| What is being asked |
Copy the lines that follow, keeping every character the same.

Extracted records:

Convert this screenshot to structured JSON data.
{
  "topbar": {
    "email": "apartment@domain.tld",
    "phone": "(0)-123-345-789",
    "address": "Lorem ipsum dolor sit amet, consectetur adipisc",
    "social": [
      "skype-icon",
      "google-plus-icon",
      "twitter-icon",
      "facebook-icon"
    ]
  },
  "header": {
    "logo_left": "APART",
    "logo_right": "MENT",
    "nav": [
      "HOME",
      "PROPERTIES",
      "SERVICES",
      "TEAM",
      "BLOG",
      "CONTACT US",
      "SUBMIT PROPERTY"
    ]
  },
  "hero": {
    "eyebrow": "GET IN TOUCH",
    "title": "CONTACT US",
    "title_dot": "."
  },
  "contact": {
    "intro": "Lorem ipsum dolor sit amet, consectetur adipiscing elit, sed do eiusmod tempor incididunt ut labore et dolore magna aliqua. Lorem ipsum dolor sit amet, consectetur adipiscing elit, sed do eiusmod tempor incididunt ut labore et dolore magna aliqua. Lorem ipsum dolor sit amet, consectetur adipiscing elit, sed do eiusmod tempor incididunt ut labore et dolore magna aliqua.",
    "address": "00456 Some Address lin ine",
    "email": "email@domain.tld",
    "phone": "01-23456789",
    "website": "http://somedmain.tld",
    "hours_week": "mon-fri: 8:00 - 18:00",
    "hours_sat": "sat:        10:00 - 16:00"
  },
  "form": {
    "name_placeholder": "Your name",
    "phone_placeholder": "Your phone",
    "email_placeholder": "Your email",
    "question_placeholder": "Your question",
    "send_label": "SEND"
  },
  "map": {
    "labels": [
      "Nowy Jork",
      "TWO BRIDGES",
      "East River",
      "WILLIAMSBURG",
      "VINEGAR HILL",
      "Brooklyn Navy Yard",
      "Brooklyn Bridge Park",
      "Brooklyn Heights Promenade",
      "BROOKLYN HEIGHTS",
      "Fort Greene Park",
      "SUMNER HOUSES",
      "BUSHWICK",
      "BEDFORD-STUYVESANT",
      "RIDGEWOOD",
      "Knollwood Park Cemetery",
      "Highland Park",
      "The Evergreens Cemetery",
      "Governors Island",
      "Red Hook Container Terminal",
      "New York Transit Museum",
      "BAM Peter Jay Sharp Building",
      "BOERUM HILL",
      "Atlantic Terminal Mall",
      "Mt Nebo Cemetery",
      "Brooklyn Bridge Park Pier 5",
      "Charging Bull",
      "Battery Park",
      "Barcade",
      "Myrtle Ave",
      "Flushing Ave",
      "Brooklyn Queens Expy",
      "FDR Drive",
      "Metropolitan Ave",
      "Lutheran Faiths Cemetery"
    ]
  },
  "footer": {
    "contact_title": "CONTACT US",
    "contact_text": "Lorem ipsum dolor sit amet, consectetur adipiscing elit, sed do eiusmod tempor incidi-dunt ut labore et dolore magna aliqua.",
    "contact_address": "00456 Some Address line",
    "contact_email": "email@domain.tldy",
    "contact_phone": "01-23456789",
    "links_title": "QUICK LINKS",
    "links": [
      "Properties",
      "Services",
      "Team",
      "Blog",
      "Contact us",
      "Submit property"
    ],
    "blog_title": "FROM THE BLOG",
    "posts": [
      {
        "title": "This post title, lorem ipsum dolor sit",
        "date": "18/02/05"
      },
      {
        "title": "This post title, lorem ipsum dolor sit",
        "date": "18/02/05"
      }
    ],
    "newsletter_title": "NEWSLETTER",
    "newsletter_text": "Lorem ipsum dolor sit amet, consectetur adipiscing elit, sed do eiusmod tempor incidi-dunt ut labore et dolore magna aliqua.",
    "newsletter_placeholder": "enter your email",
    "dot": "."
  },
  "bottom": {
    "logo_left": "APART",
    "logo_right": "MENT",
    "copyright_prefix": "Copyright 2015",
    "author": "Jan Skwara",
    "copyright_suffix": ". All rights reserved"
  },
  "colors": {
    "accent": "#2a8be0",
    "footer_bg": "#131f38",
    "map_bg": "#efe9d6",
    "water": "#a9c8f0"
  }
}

| Solution to the exercise |
Convert this screenshot to structured JSON data.
{
  "topbar": {
    "email": "apartment@domain.tld",
    "phone": "(0)-123-345-789",
    "address": "Lorem ipsum dolor sit amet, consectetur adipisc",
    "social": [
      "skype-icon",
      "google-plus-icon",
      "twitter-icon",
      "facebook-icon"
    ]
  },
  "header": {
    "logo_left": "APART",
    "logo_right": "MENT",
    "nav": [
      "HOME",
      "PROPERTIES",
      "SERVICES",
      "TEAM",
      "BLOG",
      "CONTACT US",
      "SUBMIT PROPERTY"
    ]
  },
  "hero": {
    "eyebrow": "GET IN TOUCH",
    "title": "CONTACT US",
    "title_dot": "."
  },
  "contact": {
    "intro": "Lorem ipsum dolor sit amet, consectetur adipiscing elit, sed do eiusmod tempor incididunt ut labore et dolore magna aliqua. Lorem ipsum dolor sit amet, consectetur adipiscing elit, sed do eiusmod tempor incididunt ut labore et dolore magna aliqua. Lorem ipsum dolor sit amet, consectetur adipiscing elit, sed do eiusmod tempor incididunt ut labore et dolore magna aliqua.",
    "address": "00456 Some Address lin ine",
    "email": "email@domain.tld",
    "phone": "01-23456789",
    "website": "http://somedmain.tld",
    "hours_week": "mon-fri: 8:00 - 18:00",
    "hours_sat": "sat:        10:00 - 16:00"
  },
  "form": {
    "name_placeholder": "Your name",
    "phone_placeholder": "Your phone",
    "email_placeholder": "Your email",
    "question_placeholder": "Your question",
    "send_label": "SEND"
  },
  "map": {
    "labels": [
      "Nowy Jork",
      "TWO BRIDGES",
      "East River",
      "WILLIAMSBURG",
      "VINEGAR HILL",
      "Brooklyn Navy Yard",
      "Brooklyn Bridge Park",
      "Brooklyn Heights Promenade",
      "BROOKLYN HEIGHTS",
      "Fort Greene Park",
      "SUMNER HOUSES",
      "BUSHWICK",
      "BEDFORD-STUYVESANT",
      "RIDGEWOOD",
      "Knollwood Park Cemetery",
      "Highland Park",
      "The Evergreens Cemetery",
      "Governors Island",
      "Red Hook Container Terminal",
      "New York Transit Museum",
      "BAM Peter Jay Sharp Building",
      "BOERUM HILL",
      "Atlantic Terminal Mall",
      "Mt Nebo Cemetery",
      "Brooklyn Bridge Park Pier 5",
      "Charging Bull",
      "Battery Park",
      "Barcade",
      "Myrtle Ave",
      "Flushing Ave",
      "Brooklyn Queens Expy",
      "FDR Drive",
      "Metropolitan Ave",
      "Lutheran Faiths Cemetery"
    ]
  },
  "footer": {
    "contact_title": "CONTACT US",
    "contact_text": "Lorem ipsum dolor sit amet, consectetur adipiscing elit, sed do eiusmod tempor incidi-dunt ut labore et dolore magna aliqua.",
    "contact_address": "00456 Some Address line",
    "contact_email": "email@domain.tldy",
    "contact_phone": "01-23456789",
    "links_title": "QUICK LINKS",
    "links": [
      "Properties",
      "Services",
      "Team",
      "Blog",
      "Contact us",
      "Submit property"
    ],
    "blog_title": "FROM THE BLOG",
    "posts": [
      {
        "title": "This post title, lorem ipsum dolor sit",
        "date": "18/02/05"
      },
      {
        "title": "This post title, lorem ipsum dolor sit",
        "date": "18/02/05"
      }
    ],
    "newsletter_title": "NEWSLETTER",
    "newsletter_text": "Lorem ipsum dolor sit amet, consectetur adipiscing elit, sed do eiusmod tempor incidi-dunt ut labore et dolore magna aliqua.",
    "newsletter_placeholder": "enter your email",
    "dot": "."
  },
  "bottom": {
    "logo_left": "APART",
    "logo_right": "MENT",
    "copyright_prefix": "Copyright 2015",
    "author": "Jan Skwara",
    "copyright_suffix": ". All rights reserved"
  },
  "colors": {
    "accent": "#2a8be0",
    "footer_bg": "#131f38",
    "map_bg": "#efe9d6",
    "water": "#a9c8f0"
  }
}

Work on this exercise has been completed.